→ **Exercise prompt**
Give the material again in full, matching it exactly.
--- BEGIN Material provided ---
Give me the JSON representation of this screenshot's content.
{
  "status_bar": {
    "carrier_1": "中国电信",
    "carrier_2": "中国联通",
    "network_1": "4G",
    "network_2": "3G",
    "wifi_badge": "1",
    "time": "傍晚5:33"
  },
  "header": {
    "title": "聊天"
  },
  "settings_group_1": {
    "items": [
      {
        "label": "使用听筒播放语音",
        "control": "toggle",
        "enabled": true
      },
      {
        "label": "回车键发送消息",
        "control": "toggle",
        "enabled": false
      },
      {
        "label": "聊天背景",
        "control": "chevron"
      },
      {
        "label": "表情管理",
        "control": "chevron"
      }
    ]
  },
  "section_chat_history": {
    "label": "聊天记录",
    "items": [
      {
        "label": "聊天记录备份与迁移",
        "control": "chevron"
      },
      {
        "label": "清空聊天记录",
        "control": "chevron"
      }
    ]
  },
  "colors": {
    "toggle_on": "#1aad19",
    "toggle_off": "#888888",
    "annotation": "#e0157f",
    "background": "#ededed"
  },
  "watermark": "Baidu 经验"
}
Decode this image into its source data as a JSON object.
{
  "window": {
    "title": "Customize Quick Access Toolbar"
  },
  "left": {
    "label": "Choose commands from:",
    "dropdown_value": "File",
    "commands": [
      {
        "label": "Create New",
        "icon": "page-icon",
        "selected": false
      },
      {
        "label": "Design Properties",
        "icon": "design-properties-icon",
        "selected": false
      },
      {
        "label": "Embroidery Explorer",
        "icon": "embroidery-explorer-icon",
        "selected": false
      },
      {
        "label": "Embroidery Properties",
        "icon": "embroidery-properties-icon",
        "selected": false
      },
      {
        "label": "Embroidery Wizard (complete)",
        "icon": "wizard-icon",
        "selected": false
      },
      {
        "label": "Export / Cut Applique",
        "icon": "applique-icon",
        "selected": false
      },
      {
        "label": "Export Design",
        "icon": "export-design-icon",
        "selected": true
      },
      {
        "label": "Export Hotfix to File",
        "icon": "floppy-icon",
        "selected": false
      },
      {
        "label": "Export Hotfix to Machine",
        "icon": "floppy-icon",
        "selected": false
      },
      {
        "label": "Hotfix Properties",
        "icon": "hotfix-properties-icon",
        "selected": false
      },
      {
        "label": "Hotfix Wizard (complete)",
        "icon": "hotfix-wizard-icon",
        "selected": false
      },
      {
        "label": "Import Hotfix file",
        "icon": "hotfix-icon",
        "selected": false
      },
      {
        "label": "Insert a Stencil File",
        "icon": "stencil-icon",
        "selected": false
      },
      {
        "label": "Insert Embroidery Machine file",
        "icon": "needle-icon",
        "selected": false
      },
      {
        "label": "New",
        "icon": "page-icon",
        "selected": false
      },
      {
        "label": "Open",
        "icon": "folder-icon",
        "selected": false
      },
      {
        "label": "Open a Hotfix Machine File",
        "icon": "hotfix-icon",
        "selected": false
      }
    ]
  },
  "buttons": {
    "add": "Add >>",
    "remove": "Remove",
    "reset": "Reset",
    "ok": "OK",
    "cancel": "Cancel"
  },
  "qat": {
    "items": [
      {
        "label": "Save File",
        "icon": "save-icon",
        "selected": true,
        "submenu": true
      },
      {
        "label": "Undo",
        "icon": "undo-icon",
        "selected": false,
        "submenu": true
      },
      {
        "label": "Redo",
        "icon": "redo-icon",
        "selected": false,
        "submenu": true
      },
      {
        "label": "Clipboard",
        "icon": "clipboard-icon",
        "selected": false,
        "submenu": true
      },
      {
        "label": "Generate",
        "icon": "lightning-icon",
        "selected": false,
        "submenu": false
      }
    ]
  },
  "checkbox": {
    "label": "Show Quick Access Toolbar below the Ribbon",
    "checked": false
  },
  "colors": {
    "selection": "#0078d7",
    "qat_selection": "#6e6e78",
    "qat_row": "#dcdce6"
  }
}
--- END Material provided ---
→ **Exercise result**
Give me the JSON representation of this screenshot's content.
{
  "status_bar": {
    "carrier_1": "中国电信",
    "carrier_2": "中国联通",
    "network_1": "4G",
    "network_2": "3G",
    "wifi_badge": "1",
    "time": "傍晚5:33"
  },
  "header": {
    "title": "聊天"
  },
  "settings_group_1": {
    "items": [
      {
        "label": "使用听筒播放语音",
        "control": "toggle",
        "enabled": true
      },
      {
        "label": "回车键发送消息",
        "control": "toggle",
        "enabled": false
      },
      {
        "label": "聊天背景",
        "control": "chevron"
      },
      {
        "label": "表情管理",
        "control": "chevron"
      }
    ]
  },
  "section_chat_history": {
    "label": "聊天记录",
    "items": [
      {
        "label": "聊天记录备份与迁移",
        "control": "chevron"
      },
      {
        "label": "清空聊天记录",
        "control": "chevron"
      }
    ]
  },
  "colors": {
    "toggle_on": "#1aad19",
    "toggle_off": "#888888",
    "annotation": "#e0157f",
    "background": "#ededed"
  },
  "watermark": "Baidu 经验"
}
Decode this image into its source data as a JSON object.
{
  "window": {
    "title": "Customize Quick Access Toolbar"
  },
  "left": {
    "label": "Choose commands from:",
    "dropdown_value": "File",
    "commands": [
      {
        "label": "Create New",
        "icon": "page-icon",
        "selected": false
      },
      {
        "label": "Design Properties",
        "icon": "design-properties-icon",
        "selected": false
      },
      {
        "label": "Embroidery Explorer",
        "icon": "embroidery-explorer-icon",
        "selected": false
      },
      {
        "label": "Embroidery Properties",
        "icon": "embroidery-properties-icon",
        "selected": false
      },
      {
        "label": "Embroidery Wizard (complete)",
        "icon": "wizard-icon",
        "selected": false
      },
      {
        "label": "Export / Cut Applique",
        "icon": "applique-icon",
        "selected": false
      },
      {
        "label": "Export Design",
        "icon": "export-design-icon",
        "selected": true
      },
      {
        "label": "Export Hotfix to File",
        "icon": "floppy-icon",
        "selected": false
      },
      {
        "label": "Export Hotfix to Machine",
        "icon": "floppy-icon",
        "selected": false
      },
      {
        "label": "Hotfix Properties",
        "icon": "hotfix-properties-icon",
        "selected": false
      },
      {
        "label": "Hotfix Wizard (complete)",
        "icon": "hotfix-wizard-icon",
        "selected": false
      },
      {
        "label": "Import Hotfix file",
        "icon": "hotfix-icon",
        "selected": false
      },
      {
        "label": "Insert a Stencil File",
        "icon": "stencil-icon",
        "selected": false
      },
      {
        "label": "Insert Embroidery Machine file",
        "icon": "needle-icon",
        "selected": false
      },
      {
        "label": "New",
        "icon": "page-icon",
        "selected": false
      },
      {
        "label": "Open",
        "icon": "folder-icon",
        "selected": false
      },
      {
        "label": "Open a Hotfix Machine File",
        "icon": "hotfix-icon",
        "selected": false
      }
    ]
  },
  "buttons": {
    "add": "Add >>",
    "remove": "Remove",
    "reset": "Reset",
    "ok": "OK",
    "cancel": "Cancel"
  },
  "qat": {
    "items": [
      {
        "label": "Save File",
        "icon": "save-icon",
        "selected": true,
        "submenu": true
      },
      {
        "label": "Undo",
        "icon": "undo-icon",
        "selected": false,
        "submenu": true
      },
      {
        "label": "Redo",
        "icon": "redo-icon",
        "selected": false,
        "submenu": true
      },
      {
        "label": "Clipboard",
        "icon": "clipboard-icon",
        "selected": false,
        "submenu": true
      },
      {
        "label": "Generate",
        "icon": "lightning-icon",
        "selected": false,
        "submenu": false
      }
    ]
  },
  "checkbox": {
    "label": "Show Quick Access Toolbar below the Ribbon",
    "checked": false
  },
  "colors": {
    "selection": "#0078d7",
    "qat_selection": "#6e6e78",
    "qat_row": "#dcdce6"
  }
}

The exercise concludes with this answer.